• Work to do:
Pictures aside, write out every record exactly as it appears.

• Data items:
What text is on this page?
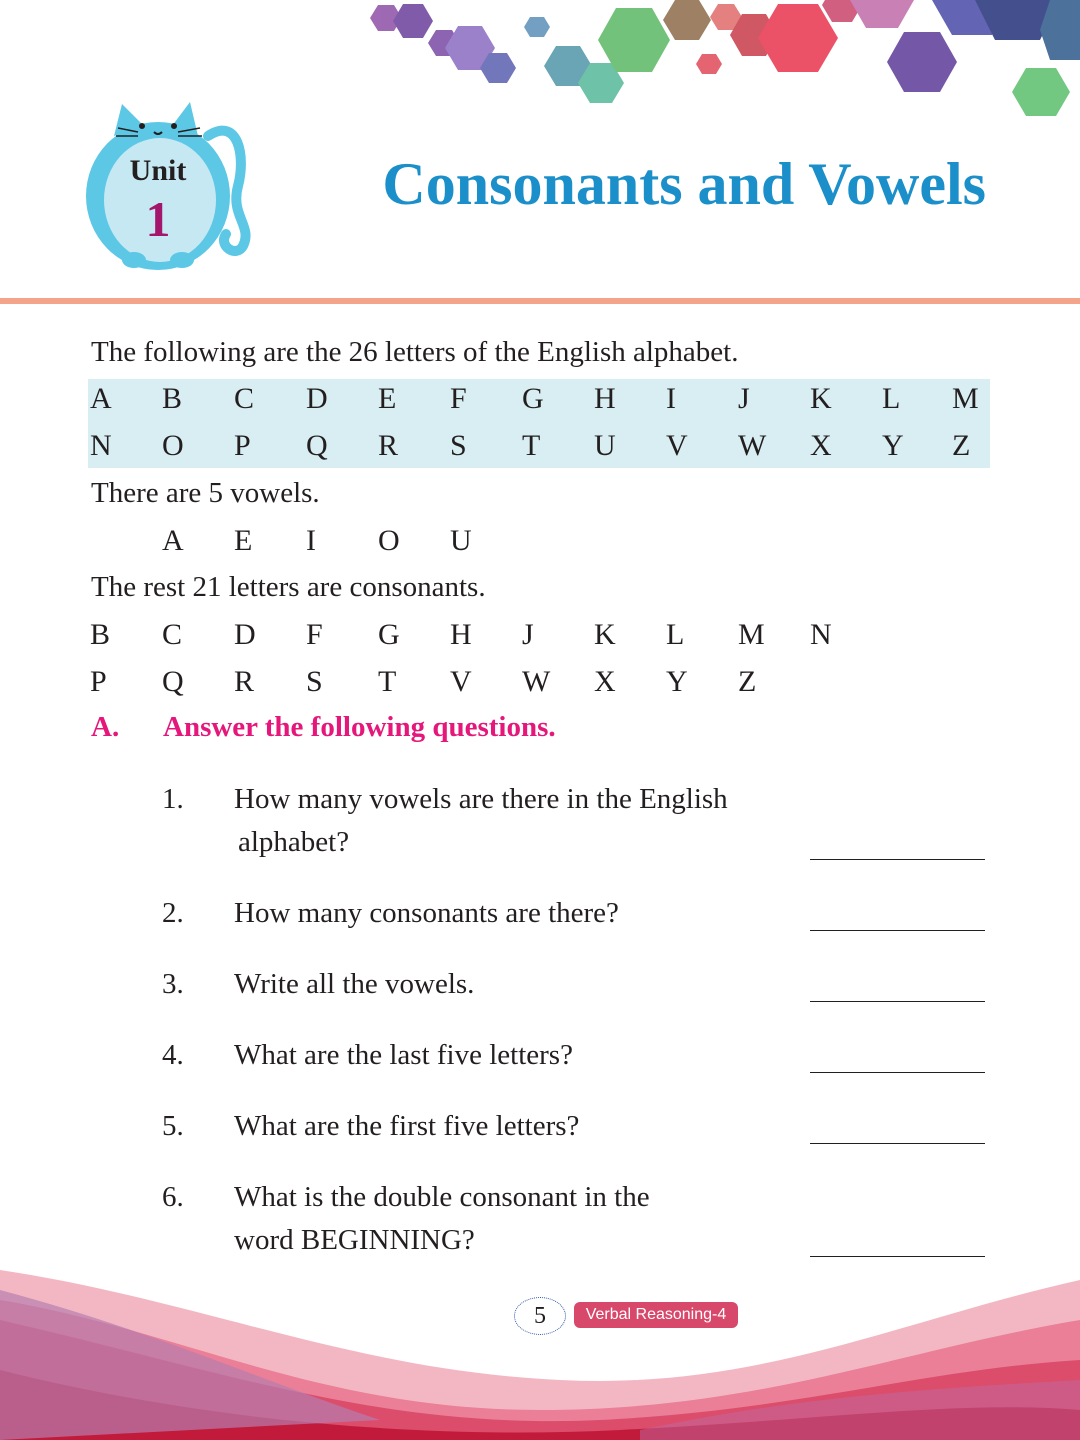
Unit
1
Consonants and Vowels
The following are the 26 letters of the English alphabet.
A B C D E F G H I J K L M
N O P Q R S T U V W X Y Z
There are 5 vowels.
A E I O U
The rest 21 letters are consonants.
B C D F G H J K L M N
P Q R S T V W X Y Z
A. Answer the following questions.
1. How many vowels are there in the English
alphabet?
2. How many consonants are there?
3. Write all the vowels.
4. What are the last five letters?
5. What are the first five letters?
6. What is the double consonant in the
word BEGINNING?
5	Verbal Reasoning-4
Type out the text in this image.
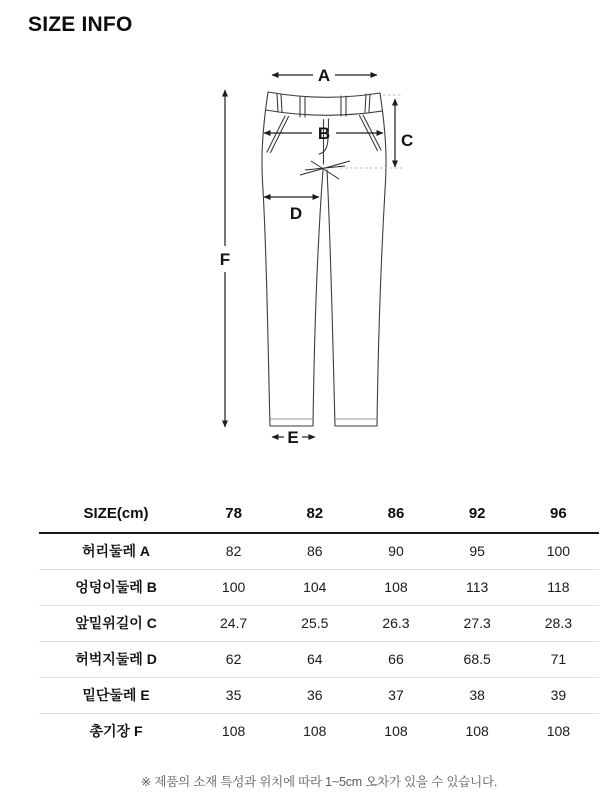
SIZE INFO
A
B	C
D
E
F
SIZE(cm)	78	82	86	92	96
허리둘레 A	82	86	90	95	100
엉덩이둘레 B	100	104	108	113	118
앞밑위길이 C	24.7	25.5	26.3	27.3	28.3
허벅지둘레 D	62	64	66	68.5	71
밑단둘레 E	35	36	37	38	39
총기장 F	108	108	108	108	108
※ 제품의 소재 특성과 위치에 따라 1~5cm 오차가 있을 수 있습니다.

• Written solution:
What text is on this page?
Unit
1
Consonants and Vowels
The following are the 26 letters of the English alphabet.
A B C D E F G H I J K L M
N O P Q R S T U V W X Y Z
There are 5 vowels.
A E I O U
The rest 21 letters are consonants.
B C D F G H J K L M N
P Q R S T V W X Y Z
A. Answer the following questions.
1. How many vowels are there in the English
alphabet?
2. How many consonants are there?
3. Write all the vowels.
4. What are the last five letters?
5. What are the first five letters?
6. What is the double consonant in the
word BEGINNING?
5	Verbal Reasoning-4
Type out the text in this image.
SIZE INFO
A
B	C
D
E
F
SIZE(cm)	78	82	86	92	96
허리둘레 A	82	86	90	95	100
엉덩이둘레 B	100	104	108	113	118
앞밑위길이 C	24.7	25.5	26.3	27.3	28.3
허벅지둘레 D	62	64	66	68.5	71
밑단둘레 E	35	36	37	38	39
총기장 F	108	108	108	108	108
※ 제품의 소재 특성과 위치에 따라 1~5cm 오차가 있을 수 있습니다.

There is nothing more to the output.